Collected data
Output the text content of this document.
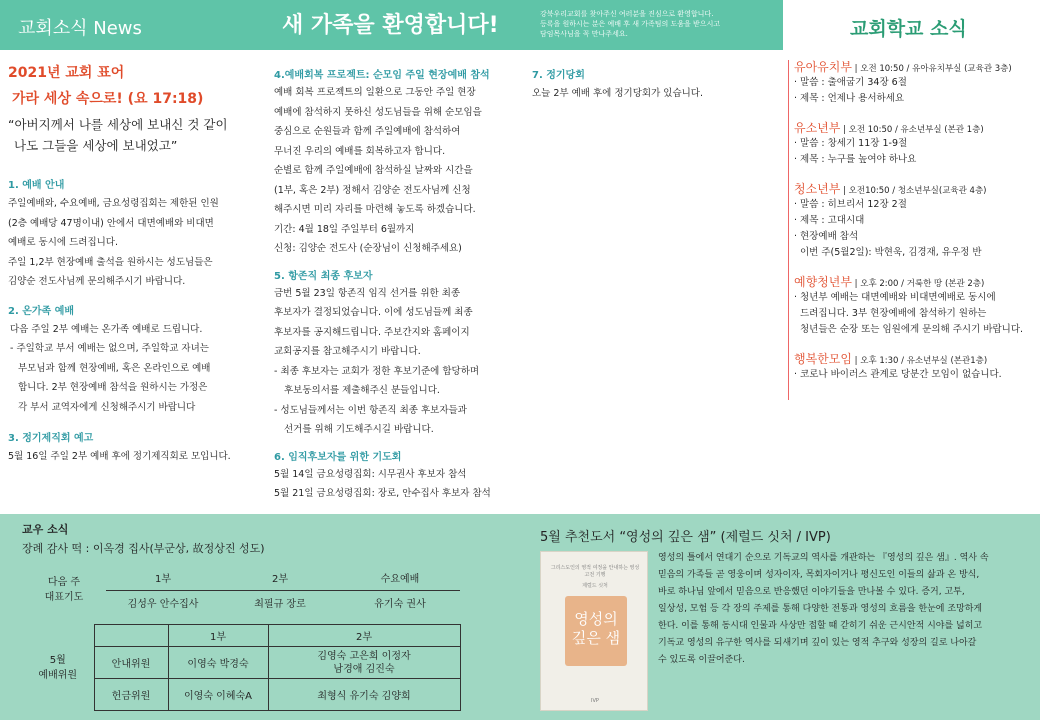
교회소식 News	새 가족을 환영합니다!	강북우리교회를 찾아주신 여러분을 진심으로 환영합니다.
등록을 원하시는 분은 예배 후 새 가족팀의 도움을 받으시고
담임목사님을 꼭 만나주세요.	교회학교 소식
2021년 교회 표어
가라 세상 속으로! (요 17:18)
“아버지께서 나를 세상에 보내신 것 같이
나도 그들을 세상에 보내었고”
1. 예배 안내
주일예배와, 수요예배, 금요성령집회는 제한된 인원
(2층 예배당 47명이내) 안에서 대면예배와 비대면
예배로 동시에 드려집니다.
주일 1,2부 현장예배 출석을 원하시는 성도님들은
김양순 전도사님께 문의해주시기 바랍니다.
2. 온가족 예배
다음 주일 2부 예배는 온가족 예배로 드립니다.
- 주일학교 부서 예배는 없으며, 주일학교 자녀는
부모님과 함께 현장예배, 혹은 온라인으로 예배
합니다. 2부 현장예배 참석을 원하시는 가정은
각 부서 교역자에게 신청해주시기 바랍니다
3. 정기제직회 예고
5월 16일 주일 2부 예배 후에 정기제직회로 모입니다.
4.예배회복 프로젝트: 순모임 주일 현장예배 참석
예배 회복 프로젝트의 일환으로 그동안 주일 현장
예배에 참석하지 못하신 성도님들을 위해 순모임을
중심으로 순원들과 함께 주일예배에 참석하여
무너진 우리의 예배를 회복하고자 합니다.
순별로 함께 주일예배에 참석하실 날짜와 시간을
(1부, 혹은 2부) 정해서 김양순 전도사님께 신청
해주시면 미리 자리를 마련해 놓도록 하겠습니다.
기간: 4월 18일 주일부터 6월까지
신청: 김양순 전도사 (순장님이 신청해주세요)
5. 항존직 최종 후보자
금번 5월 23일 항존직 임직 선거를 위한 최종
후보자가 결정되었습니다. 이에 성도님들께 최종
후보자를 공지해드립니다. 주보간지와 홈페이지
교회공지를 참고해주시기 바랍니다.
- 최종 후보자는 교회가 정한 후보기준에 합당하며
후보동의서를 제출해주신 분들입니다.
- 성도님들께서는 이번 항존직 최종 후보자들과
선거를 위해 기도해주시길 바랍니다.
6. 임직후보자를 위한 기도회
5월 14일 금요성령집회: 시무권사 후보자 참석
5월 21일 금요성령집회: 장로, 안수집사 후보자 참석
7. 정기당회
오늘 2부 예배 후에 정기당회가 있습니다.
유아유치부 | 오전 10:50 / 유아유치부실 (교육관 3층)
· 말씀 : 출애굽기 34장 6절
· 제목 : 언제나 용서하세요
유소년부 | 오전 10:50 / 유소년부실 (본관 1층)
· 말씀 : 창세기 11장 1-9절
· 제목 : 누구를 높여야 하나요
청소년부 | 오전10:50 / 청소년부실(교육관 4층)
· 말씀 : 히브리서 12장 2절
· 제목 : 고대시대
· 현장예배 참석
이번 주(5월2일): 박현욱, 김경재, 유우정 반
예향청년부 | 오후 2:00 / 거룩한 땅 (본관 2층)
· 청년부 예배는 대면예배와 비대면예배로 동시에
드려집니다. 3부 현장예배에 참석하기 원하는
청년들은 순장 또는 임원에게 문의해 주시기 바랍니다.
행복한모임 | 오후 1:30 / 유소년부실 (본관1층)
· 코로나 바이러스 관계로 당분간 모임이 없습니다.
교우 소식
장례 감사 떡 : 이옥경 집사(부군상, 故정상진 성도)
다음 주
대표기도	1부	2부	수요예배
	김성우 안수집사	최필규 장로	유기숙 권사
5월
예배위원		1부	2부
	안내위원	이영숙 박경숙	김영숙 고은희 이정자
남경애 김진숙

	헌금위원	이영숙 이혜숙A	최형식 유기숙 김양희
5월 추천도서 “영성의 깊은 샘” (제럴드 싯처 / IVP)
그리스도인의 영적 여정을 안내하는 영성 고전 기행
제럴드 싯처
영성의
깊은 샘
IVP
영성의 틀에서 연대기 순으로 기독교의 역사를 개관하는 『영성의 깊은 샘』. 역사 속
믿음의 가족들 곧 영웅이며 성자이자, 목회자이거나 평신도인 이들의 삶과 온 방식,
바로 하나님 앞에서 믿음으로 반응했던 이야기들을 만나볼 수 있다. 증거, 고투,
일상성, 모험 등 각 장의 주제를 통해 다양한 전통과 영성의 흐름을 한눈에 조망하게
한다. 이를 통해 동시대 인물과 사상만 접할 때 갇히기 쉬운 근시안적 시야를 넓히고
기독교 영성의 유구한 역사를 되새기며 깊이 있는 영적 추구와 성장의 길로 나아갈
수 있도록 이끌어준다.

* _Task brief_
Exactly reproduce the entries above, minus the pictures.

* _Result_
Output the text content of this document.
교회소식 News	새 가족을 환영합니다!	강북우리교회를 찾아주신 여러분을 진심으로 환영합니다.
등록을 원하시는 분은 예배 후 새 가족팀의 도움을 받으시고
담임목사님을 꼭 만나주세요.	교회학교 소식
2021년 교회 표어
가라 세상 속으로! (요 17:18)
“아버지께서 나를 세상에 보내신 것 같이
나도 그들을 세상에 보내었고”
1. 예배 안내
주일예배와, 수요예배, 금요성령집회는 제한된 인원
(2층 예배당 47명이내) 안에서 대면예배와 비대면
예배로 동시에 드려집니다.
주일 1,2부 현장예배 출석을 원하시는 성도님들은
김양순 전도사님께 문의해주시기 바랍니다.
2. 온가족 예배
다음 주일 2부 예배는 온가족 예배로 드립니다.
- 주일학교 부서 예배는 없으며, 주일학교 자녀는
부모님과 함께 현장예배, 혹은 온라인으로 예배
합니다. 2부 현장예배 참석을 원하시는 가정은
각 부서 교역자에게 신청해주시기 바랍니다
3. 정기제직회 예고
5월 16일 주일 2부 예배 후에 정기제직회로 모입니다.
4.예배회복 프로젝트: 순모임 주일 현장예배 참석
예배 회복 프로젝트의 일환으로 그동안 주일 현장
예배에 참석하지 못하신 성도님들을 위해 순모임을
중심으로 순원들과 함께 주일예배에 참석하여
무너진 우리의 예배를 회복하고자 합니다.
순별로 함께 주일예배에 참석하실 날짜와 시간을
(1부, 혹은 2부) 정해서 김양순 전도사님께 신청
해주시면 미리 자리를 마련해 놓도록 하겠습니다.
기간: 4월 18일 주일부터 6월까지
신청: 김양순 전도사 (순장님이 신청해주세요)
5. 항존직 최종 후보자
금번 5월 23일 항존직 임직 선거를 위한 최종
후보자가 결정되었습니다. 이에 성도님들께 최종
후보자를 공지해드립니다. 주보간지와 홈페이지
교회공지를 참고해주시기 바랍니다.
- 최종 후보자는 교회가 정한 후보기준에 합당하며
후보동의서를 제출해주신 분들입니다.
- 성도님들께서는 이번 항존직 최종 후보자들과
선거를 위해 기도해주시길 바랍니다.
6. 임직후보자를 위한 기도회
5월 14일 금요성령집회: 시무권사 후보자 참석
5월 21일 금요성령집회: 장로, 안수집사 후보자 참석
7. 정기당회
오늘 2부 예배 후에 정기당회가 있습니다.
유아유치부 | 오전 10:50 / 유아유치부실 (교육관 3층)
· 말씀 : 출애굽기 34장 6절
· 제목 : 언제나 용서하세요
유소년부 | 오전 10:50 / 유소년부실 (본관 1층)
· 말씀 : 창세기 11장 1-9절
· 제목 : 누구를 높여야 하나요
청소년부 | 오전10:50 / 청소년부실(교육관 4층)
· 말씀 : 히브리서 12장 2절
· 제목 : 고대시대
· 현장예배 참석
이번 주(5월2일): 박현욱, 김경재, 유우정 반
예향청년부 | 오후 2:00 / 거룩한 땅 (본관 2층)
· 청년부 예배는 대면예배와 비대면예배로 동시에
드려집니다. 3부 현장예배에 참석하기 원하는
청년들은 순장 또는 임원에게 문의해 주시기 바랍니다.
행복한모임 | 오후 1:30 / 유소년부실 (본관1층)
· 코로나 바이러스 관계로 당분간 모임이 없습니다.
교우 소식
장례 감사 떡 : 이옥경 집사(부군상, 故정상진 성도)
다음 주
대표기도	1부	2부	수요예배
	김성우 안수집사	최필규 장로	유기숙 권사
5월
예배위원		1부	2부
	안내위원	이영숙 박경숙	김영숙 고은희 이정자
남경애 김진숙

	헌금위원	이영숙 이혜숙A	최형식 유기숙 김양희
5월 추천도서 “영성의 깊은 샘” (제럴드 싯처 / IVP)
그리스도인의 영적 여정을 안내하는 영성 고전 기행
제럴드 싯처
영성의
깊은 샘
IVP
영성의 틀에서 연대기 순으로 기독교의 역사를 개관하는 『영성의 깊은 샘』. 역사 속
믿음의 가족들 곧 영웅이며 성자이자, 목회자이거나 평신도인 이들의 삶과 온 방식,
바로 하나님 앞에서 믿음으로 반응했던 이야기들을 만나볼 수 있다. 증거, 고투,
일상성, 모험 등 각 장의 주제를 통해 다양한 전통과 영성의 흐름을 한눈에 조망하게
한다. 이를 통해 동시대 인물과 사상만 접할 때 갇히기 쉬운 근시안적 시야를 넓히고
기독교 영성의 유구한 역사를 되새기며 깊이 있는 영적 추구와 성장의 길로 나아갈
수 있도록 이끌어준다.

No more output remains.